▶ _Your objective_:
Can you quote the records below in full, word for word?

▶ _Data in this exercise_:
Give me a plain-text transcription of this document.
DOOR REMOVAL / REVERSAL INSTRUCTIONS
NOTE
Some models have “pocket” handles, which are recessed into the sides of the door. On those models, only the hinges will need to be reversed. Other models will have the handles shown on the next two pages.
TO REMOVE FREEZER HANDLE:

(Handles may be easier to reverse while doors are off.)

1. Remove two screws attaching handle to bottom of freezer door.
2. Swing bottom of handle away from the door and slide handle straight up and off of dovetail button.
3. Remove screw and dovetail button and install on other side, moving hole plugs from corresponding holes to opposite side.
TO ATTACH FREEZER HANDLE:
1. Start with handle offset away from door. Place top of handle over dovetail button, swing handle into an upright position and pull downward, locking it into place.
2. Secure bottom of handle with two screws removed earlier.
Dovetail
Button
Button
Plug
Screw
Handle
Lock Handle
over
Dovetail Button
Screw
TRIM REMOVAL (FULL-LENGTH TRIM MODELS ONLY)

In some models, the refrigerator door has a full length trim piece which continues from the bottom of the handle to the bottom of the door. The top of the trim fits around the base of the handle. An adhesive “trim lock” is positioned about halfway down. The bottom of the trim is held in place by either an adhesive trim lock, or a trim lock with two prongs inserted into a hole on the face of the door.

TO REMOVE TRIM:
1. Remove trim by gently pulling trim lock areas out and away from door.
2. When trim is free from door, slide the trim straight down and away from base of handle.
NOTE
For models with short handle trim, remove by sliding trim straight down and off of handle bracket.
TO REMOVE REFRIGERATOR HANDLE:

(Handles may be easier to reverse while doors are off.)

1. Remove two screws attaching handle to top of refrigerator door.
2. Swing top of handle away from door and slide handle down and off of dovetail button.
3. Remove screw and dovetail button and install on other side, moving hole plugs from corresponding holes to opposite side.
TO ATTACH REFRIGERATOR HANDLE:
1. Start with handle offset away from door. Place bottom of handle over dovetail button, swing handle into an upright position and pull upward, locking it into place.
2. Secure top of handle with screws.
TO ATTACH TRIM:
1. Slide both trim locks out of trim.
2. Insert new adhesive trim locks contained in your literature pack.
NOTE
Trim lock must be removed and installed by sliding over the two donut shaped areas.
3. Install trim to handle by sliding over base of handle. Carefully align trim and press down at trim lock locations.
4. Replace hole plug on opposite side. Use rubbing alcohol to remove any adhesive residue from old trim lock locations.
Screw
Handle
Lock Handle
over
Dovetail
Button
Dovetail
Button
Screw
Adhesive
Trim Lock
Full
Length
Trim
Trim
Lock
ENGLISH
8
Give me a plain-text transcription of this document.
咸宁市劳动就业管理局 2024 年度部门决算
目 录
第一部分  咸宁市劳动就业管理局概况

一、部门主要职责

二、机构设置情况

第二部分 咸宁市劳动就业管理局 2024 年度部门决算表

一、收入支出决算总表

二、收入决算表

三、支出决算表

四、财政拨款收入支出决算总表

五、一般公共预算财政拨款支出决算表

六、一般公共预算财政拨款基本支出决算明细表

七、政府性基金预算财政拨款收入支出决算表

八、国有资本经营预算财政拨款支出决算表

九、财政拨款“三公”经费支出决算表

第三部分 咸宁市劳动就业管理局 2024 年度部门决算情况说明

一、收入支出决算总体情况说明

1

▶ _Response_:
Give me a plain-text transcription of this document.
DOOR REMOVAL / REVERSAL INSTRUCTIONS
NOTE
Some models have “pocket” handles, which are recessed into the sides of the door. On those models, only the hinges will need to be reversed. Other models will have the handles shown on the next two pages.
TO REMOVE FREEZER HANDLE:

(Handles may be easier to reverse while doors are off.)

1. Remove two screws attaching handle to bottom of freezer door.
2. Swing bottom of handle away from the door and slide handle straight up and off of dovetail button.
3. Remove screw and dovetail button and install on other side, moving hole plugs from corresponding holes to opposite side.
TO ATTACH FREEZER HANDLE:
1. Start with handle offset away from door. Place top of handle over dovetail button, swing handle into an upright position and pull downward, locking it into place.
2. Secure bottom of handle with two screws removed earlier.
Dovetail
Button
Button
Plug
Screw
Handle
Lock Handle
over
Dovetail Button
Screw
TRIM REMOVAL (FULL-LENGTH TRIM MODELS ONLY)

In some models, the refrigerator door has a full length trim piece which continues from the bottom of the handle to the bottom of the door. The top of the trim fits around the base of the handle. An adhesive “trim lock” is positioned about halfway down. The bottom of the trim is held in place by either an adhesive trim lock, or a trim lock with two prongs inserted into a hole on the face of the door.

TO REMOVE TRIM:
1. Remove trim by gently pulling trim lock areas out and away from door.
2. When trim is free from door, slide the trim straight down and away from base of handle.
NOTE
For models with short handle trim, remove by sliding trim straight down and off of handle bracket.
TO REMOVE REFRIGERATOR HANDLE:

(Handles may be easier to reverse while doors are off.)

1. Remove two screws attaching handle to top of refrigerator door.
2. Swing top of handle away from door and slide handle down and off of dovetail button.
3. Remove screw and dovetail button and install on other side, moving hole plugs from corresponding holes to opposite side.
TO ATTACH REFRIGERATOR HANDLE:
1. Start with handle offset away from door. Place bottom of handle over dovetail button, swing handle into an upright position and pull upward, locking it into place.
2. Secure top of handle with screws.
TO ATTACH TRIM:
1. Slide both trim locks out of trim.
2. Insert new adhesive trim locks contained in your literature pack.
NOTE
Trim lock must be removed and installed by sliding over the two donut shaped areas.
3. Install trim to handle by sliding over base of handle. Carefully align trim and press down at trim lock locations.
4. Replace hole plug on opposite side. Use rubbing alcohol to remove any adhesive residue from old trim lock locations.
Screw
Handle
Lock Handle
over
Dovetail
Button
Dovetail
Button
Screw
Adhesive
Trim Lock
Full
Length
Trim
Trim
Lock
ENGLISH
8
Give me a plain-text transcription of this document.
咸宁市劳动就业管理局 2024 年度部门决算
目 录
第一部分  咸宁市劳动就业管理局概况

一、部门主要职责

二、机构设置情况

第二部分 咸宁市劳动就业管理局 2024 年度部门决算表

一、收入支出决算总表

二、收入决算表

三、支出决算表

四、财政拨款收入支出决算总表

五、一般公共预算财政拨款支出决算表

六、一般公共预算财政拨款基本支出决算明细表

七、政府性基金预算财政拨款收入支出决算表

八、国有资本经营预算财政拨款支出决算表

九、财政拨款“三公”经费支出决算表

第三部分 咸宁市劳动就业管理局 2024 年度部门决算情况说明

一、收入支出决算总体情况说明

1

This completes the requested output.